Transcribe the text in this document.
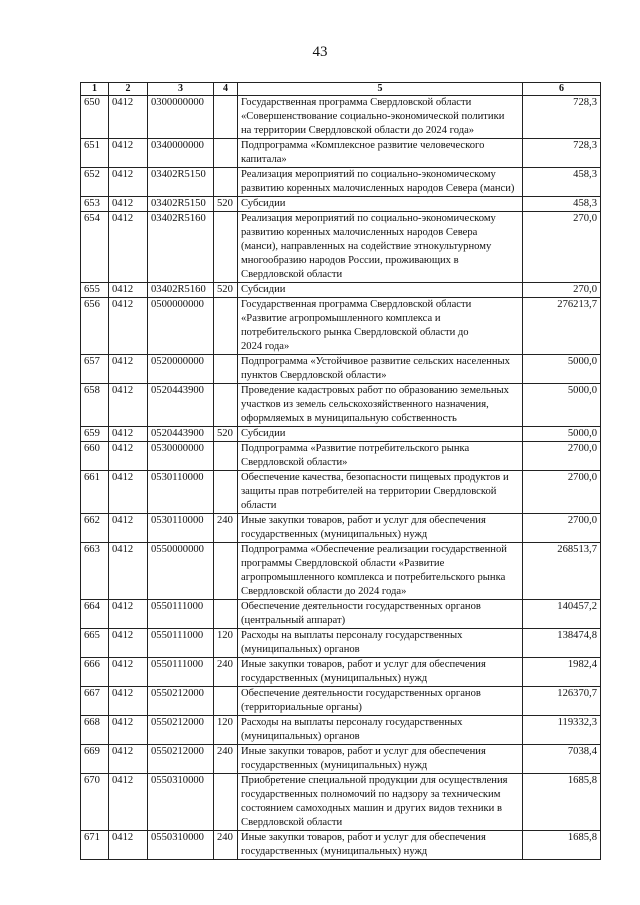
43
1	2	3	4	5	6
650	0412	0300000000		Государственная программа Свердловской области
«Совершенствование социально-экономической политики
на территории Свердловской области до 2024 года»	728,3
651	0412	0340000000		Подпрограмма «Комплексное развитие человеческого
капитала»	728,3
652	0412	03402R5150		Реализация мероприятий по социально-экономическому
развитию коренных малочисленных народов Севера (манси)	458,3
653	0412	03402R5150	520	Субсидии	458,3
654	0412	03402R5160		Реализация мероприятий по социально-экономическому
развитию коренных малочисленных народов Севера
(манси), направленных на содействие этнокультурному
многообразию народов России, проживающих в
Свердловской области	270,0
655	0412	03402R5160	520	Субсидии	270,0
656	0412	0500000000		Государственная программа Свердловской области
«Развитие агропромышленного комплекса и
потребительского рынка Свердловской области до
2024 года»	276213,7
657	0412	0520000000		Подпрограмма «Устойчивое развитие сельских населенных
пунктов Свердловской области»	5000,0
658	0412	0520443900		Проведение кадастровых работ по образованию земельных
участков из земель сельскохозяйственного назначения,
оформляемых в муниципальную собственность	5000,0
659	0412	0520443900	520	Субсидии	5000,0
660	0412	0530000000		Подпрограмма «Развитие потребительского рынка
Свердловской области»	2700,0
661	0412	0530110000		Обеспечение качества, безопасности пищевых продуктов и
защиты прав потребителей на территории Свердловской
области	2700,0
662	0412	0530110000	240	Иные закупки товаров, работ и услуг для обеспечения
государственных (муниципальных) нужд	2700,0
663	0412	0550000000		Подпрограмма «Обеспечение реализации государственной
программы Свердловской области «Развитие
агропромышленного комплекса и потребительского рынка
Свердловской области до 2024 года»	268513,7
664	0412	0550111000		Обеспечение деятельности государственных органов
(центральный аппарат)	140457,2
665	0412	0550111000	120	Расходы на выплаты персоналу государственных
(муниципальных) органов	138474,8
666	0412	0550111000	240	Иные закупки товаров, работ и услуг для обеспечения
государственных (муниципальных) нужд	1982,4
667	0412	0550212000		Обеспечение деятельности государственных органов
(территориальные органы)	126370,7
668	0412	0550212000	120	Расходы на выплаты персоналу государственных
(муниципальных) органов	119332,3
669	0412	0550212000	240	Иные закупки товаров, работ и услуг для обеспечения
государственных (муниципальных) нужд	7038,4
670	0412	0550310000		Приобретение специальной продукции для осуществления
государственных полномочий по надзору за техническим
состоянием самоходных машин и других видов техники в
Свердловской области	1685,8
671	0412	0550310000	240	Иные закупки товаров, работ и услуг для обеспечения
государственных (муниципальных) нужд	1685,8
####################
## Stated problem
For the listing above, identify each line bearing "Иные".

## Answer to this problem
662	0412	0530110000	240	Иные закупки товаров, работ и услуг для обеспечения
666	0412	0550111000	240	Иные закупки товаров, работ и услуг для обеспечения
669	0412	0550212000	240	Иные закупки товаров, работ и услуг для обеспечения
671	0412	0550310000	240	Иные закупки товаров, работ и услуг для обеспечения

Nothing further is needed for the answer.